## BEGIN TASK INPUTS

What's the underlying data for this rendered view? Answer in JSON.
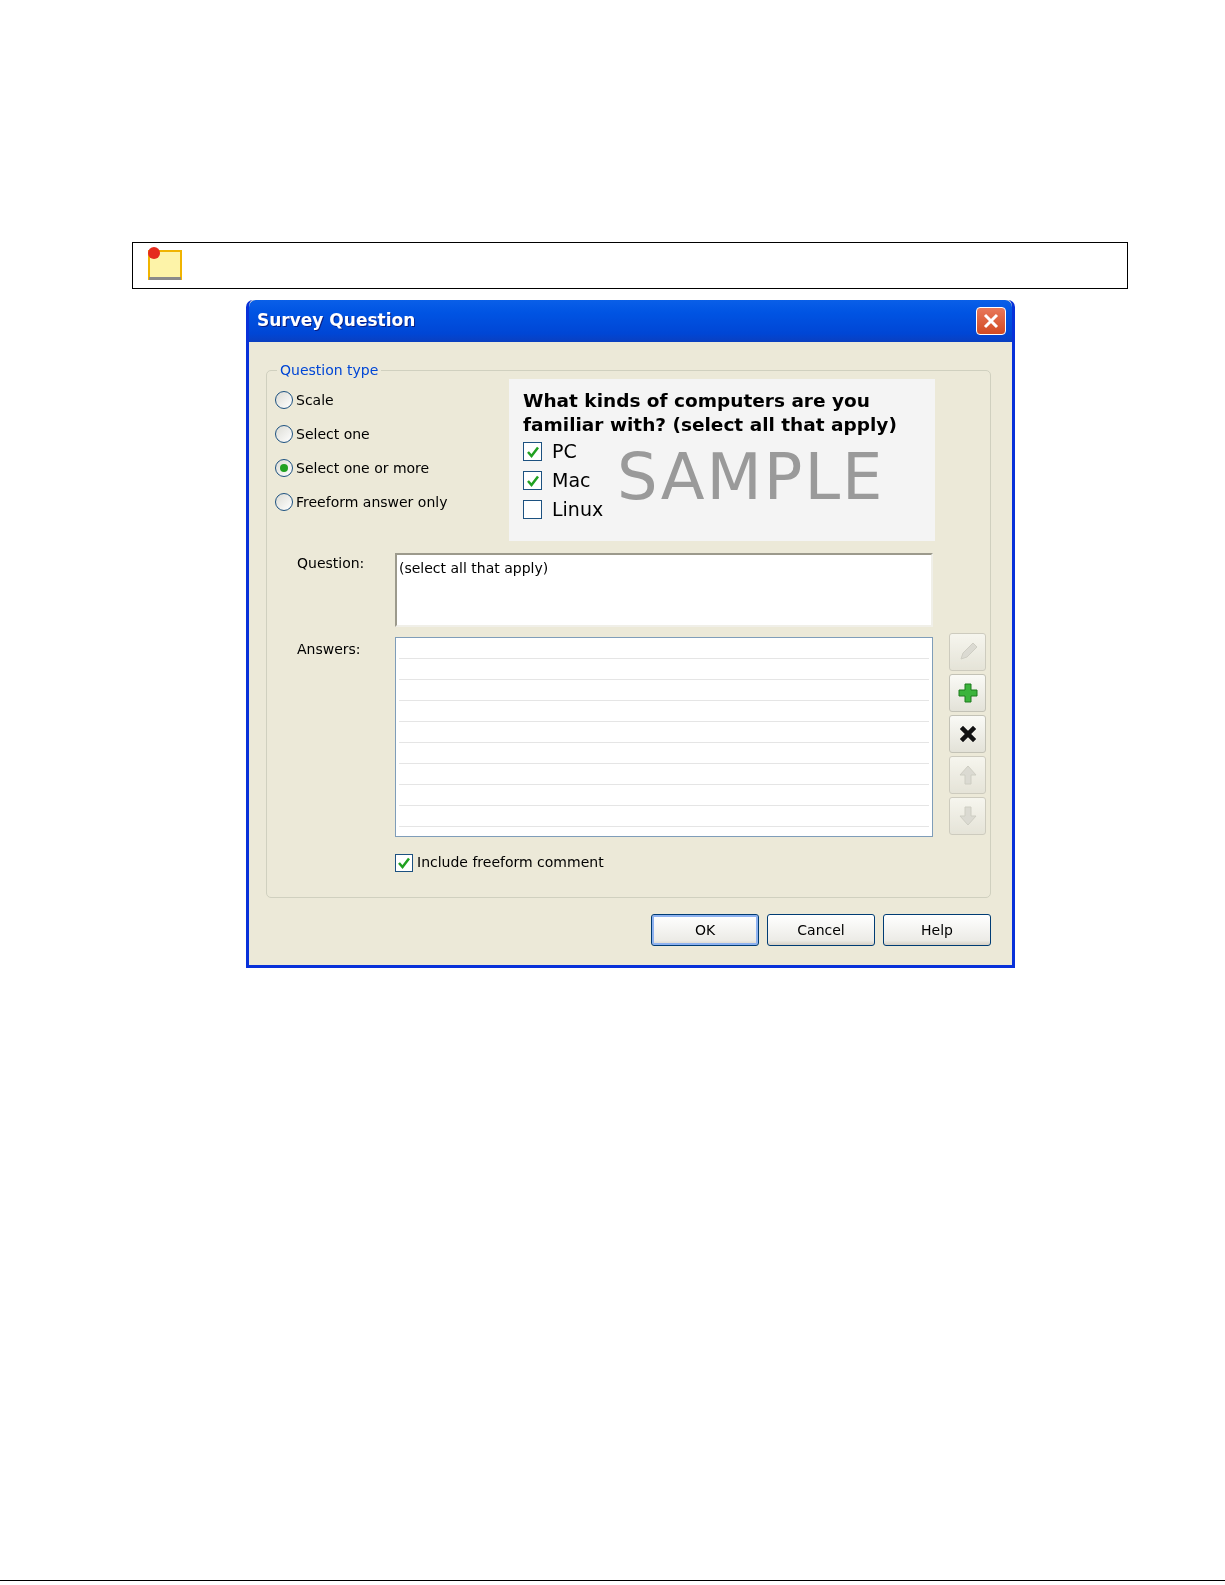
{
  "dialog": {
    "title": "Survey Question"
  },
  "question_type": {
    "legend": "Question type",
    "options": [
      {
        "label": "Scale",
        "selected": false
      },
      {
        "label": "Select one",
        "selected": false
      },
      {
        "label": "Select one or more",
        "selected": true
      },
      {
        "label": "Freeform answer only",
        "selected": false
      }
    ]
  },
  "preview": {
    "question": "What kinds of computers are you familiar with? (select all that apply)",
    "watermark": "SAMPLE",
    "choices": [
      {
        "label": "PC",
        "checked": true
      },
      {
        "label": "Mac",
        "checked": true
      },
      {
        "label": "Linux",
        "checked": false
      }
    ]
  },
  "question": {
    "label": "Question:",
    "value": "(select all that apply)"
  },
  "answers": {
    "label": "Answers:"
  },
  "tools": [
    {
      "kind": "edit",
      "disabled": true
    },
    {
      "kind": "add",
      "disabled": false
    },
    {
      "kind": "delete",
      "disabled": false
    },
    {
      "kind": "up",
      "disabled": true
    },
    {
      "kind": "down",
      "disabled": true
    }
  ],
  "include_comment": {
    "label": "Include freeform comment",
    "checked": true
  },
  "buttons": [
    {
      "label": "OK",
      "default": true
    },
    {
      "label": "Cancel",
      "default": false
    },
    {
      "label": "Help",
      "default": false
    }
  ]
}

## END TASK INPUTS

● PROBLEM TO WORK ON: In the material above, show every line where the word "that" turns up.

● COMPLETED TASK:
    "question": "What kinds of computers are you familiar with? (select all that apply)",
    "value": "(select all that apply)"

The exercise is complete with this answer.